Each of the entries should be retyped precisely as it appears.

====

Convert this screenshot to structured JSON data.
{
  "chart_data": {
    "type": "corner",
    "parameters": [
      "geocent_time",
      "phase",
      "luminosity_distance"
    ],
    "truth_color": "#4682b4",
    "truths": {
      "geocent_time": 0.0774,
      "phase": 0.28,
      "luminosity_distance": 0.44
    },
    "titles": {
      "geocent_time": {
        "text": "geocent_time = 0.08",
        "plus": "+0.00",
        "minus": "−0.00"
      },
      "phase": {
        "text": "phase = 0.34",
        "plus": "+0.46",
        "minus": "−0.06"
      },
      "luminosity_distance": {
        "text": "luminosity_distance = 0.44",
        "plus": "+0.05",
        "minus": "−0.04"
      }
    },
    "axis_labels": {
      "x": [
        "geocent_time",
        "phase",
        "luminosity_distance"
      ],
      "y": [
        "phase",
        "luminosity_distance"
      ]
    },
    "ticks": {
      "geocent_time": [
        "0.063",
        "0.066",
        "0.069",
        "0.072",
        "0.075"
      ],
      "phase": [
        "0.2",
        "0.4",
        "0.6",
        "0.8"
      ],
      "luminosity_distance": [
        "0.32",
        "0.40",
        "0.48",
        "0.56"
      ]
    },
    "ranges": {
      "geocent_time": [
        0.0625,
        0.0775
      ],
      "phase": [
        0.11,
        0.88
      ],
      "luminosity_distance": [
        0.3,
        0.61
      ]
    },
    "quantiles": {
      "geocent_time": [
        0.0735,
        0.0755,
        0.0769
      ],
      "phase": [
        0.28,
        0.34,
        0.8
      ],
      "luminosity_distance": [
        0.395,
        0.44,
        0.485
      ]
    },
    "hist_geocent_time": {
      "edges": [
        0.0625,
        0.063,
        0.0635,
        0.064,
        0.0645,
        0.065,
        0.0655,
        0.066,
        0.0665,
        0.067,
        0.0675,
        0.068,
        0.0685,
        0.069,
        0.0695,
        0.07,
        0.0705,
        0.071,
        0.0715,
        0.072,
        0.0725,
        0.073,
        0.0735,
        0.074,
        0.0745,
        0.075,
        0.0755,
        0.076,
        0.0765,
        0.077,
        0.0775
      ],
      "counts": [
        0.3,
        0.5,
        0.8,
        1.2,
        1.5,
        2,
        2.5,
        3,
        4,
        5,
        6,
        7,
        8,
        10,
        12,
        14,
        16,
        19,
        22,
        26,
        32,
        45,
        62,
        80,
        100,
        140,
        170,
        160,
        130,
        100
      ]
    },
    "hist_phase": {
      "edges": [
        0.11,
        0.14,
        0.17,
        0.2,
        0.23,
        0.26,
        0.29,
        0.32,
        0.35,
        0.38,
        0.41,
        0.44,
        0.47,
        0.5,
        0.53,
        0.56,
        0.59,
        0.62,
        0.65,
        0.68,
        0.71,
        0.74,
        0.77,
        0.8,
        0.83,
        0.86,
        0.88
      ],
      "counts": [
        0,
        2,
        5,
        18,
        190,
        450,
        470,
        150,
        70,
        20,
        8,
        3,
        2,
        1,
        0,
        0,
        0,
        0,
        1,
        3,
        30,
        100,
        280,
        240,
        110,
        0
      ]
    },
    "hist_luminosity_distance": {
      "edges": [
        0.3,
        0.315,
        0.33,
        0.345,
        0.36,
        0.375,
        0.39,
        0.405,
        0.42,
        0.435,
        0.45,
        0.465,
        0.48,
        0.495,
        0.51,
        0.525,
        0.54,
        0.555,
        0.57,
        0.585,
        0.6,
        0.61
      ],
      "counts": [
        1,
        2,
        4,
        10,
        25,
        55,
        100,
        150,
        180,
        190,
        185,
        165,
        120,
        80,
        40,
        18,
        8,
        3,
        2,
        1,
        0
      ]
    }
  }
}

====

*Answer to this task*
Convert this screenshot to structured JSON data.
{
  "chart_data": {
    "type": "corner",
    "parameters": [
      "geocent_time",
      "phase",
      "luminosity_distance"
    ],
    "truth_color": "#4682b4",
    "truths": {
      "geocent_time": 0.0774,
      "phase": 0.28,
      "luminosity_distance": 0.44
    },
    "titles": {
      "geocent_time": {
        "text": "geocent_time = 0.08",
        "plus": "+0.00",
        "minus": "−0.00"
      },
      "phase": {
        "text": "phase = 0.34",
        "plus": "+0.46",
        "minus": "−0.06"
      },
      "luminosity_distance": {
        "text": "luminosity_distance = 0.44",
        "plus": "+0.05",
        "minus": "−0.04"
      }
    },
    "axis_labels": {
      "x": [
        "geocent_time",
        "phase",
        "luminosity_distance"
      ],
      "y": [
        "phase",
        "luminosity_distance"
      ]
    },
    "ticks": {
      "geocent_time": [
        "0.063",
        "0.066",
        "0.069",
        "0.072",
        "0.075"
      ],
      "phase": [
        "0.2",
        "0.4",
        "0.6",
        "0.8"
      ],
      "luminosity_distance": [
        "0.32",
        "0.40",
        "0.48",
        "0.56"
      ]
    },
    "ranges": {
      "geocent_time": [
        0.0625,
        0.0775
      ],
      "phase": [
        0.11,
        0.88
      ],
      "luminosity_distance": [
        0.3,
        0.61
      ]
    },
    "quantiles": {
      "geocent_time": [
        0.0735,
        0.0755,
        0.0769
      ],
      "phase": [
        0.28,
        0.34,
        0.8
      ],
      "luminosity_distance": [
        0.395,
        0.44,
        0.485
      ]
    },
    "hist_geocent_time": {
      "edges": [
        0.0625,
        0.063,
        0.0635,
        0.064,
        0.0645,
        0.065,
        0.0655,
        0.066,
        0.0665,
        0.067,
        0.0675,
        0.068,
        0.0685,
        0.069,
        0.0695,
        0.07,
        0.0705,
        0.071,
        0.0715,
        0.072,
        0.0725,
        0.073,
        0.0735,
        0.074,
        0.0745,
        0.075,
        0.0755,
        0.076,
        0.0765,
        0.077,
        0.0775
      ],
      "counts": [
        0.3,
        0.5,
        0.8,
        1.2,
        1.5,
        2,
        2.5,
        3,
        4,
        5,
        6,
        7,
        8,
        10,
        12,
        14,
        16,
        19,
        22,
        26,
        32,
        45,
        62,
        80,
        100,
        140,
        170,
        160,
        130,
        100
      ]
    },
    "hist_phase": {
      "edges": [
        0.11,
        0.14,
        0.17,
        0.2,
        0.23,
        0.26,
        0.29,
        0.32,
        0.35,
        0.38,
        0.41,
        0.44,
        0.47,
        0.5,
        0.53,
        0.56,
        0.59,
        0.62,
        0.65,
        0.68,
        0.71,
        0.74,
        0.77,
        0.8,
        0.83,
        0.86,
        0.88
      ],
      "counts": [
        0,
        2,
        5,
        18,
        190,
        450,
        470,
        150,
        70,
        20,
        8,
        3,
        2,
        1,
        0,
        0,
        0,
        0,
        1,
        3,
        30,
        100,
        280,
        240,
        110,
        0
      ]
    },
    "hist_luminosity_distance": {
      "edges": [
        0.3,
        0.315,
        0.33,
        0.345,
        0.36,
        0.375,
        0.39,
        0.405,
        0.42,
        0.435,
        0.45,
        0.465,
        0.48,
        0.495,
        0.51,
        0.525,
        0.54,
        0.555,
        0.57,
        0.585,
        0.6,
        0.61
      ],
      "counts": [
        1,
        2,
        4,
        10,
        25,
        55,
        100,
        150,
        180,
        190,
        185,
        165,
        120,
        80,
        40,
        18,
        8,
        3,
        2,
        1,
        0
      ]
    }
  }
}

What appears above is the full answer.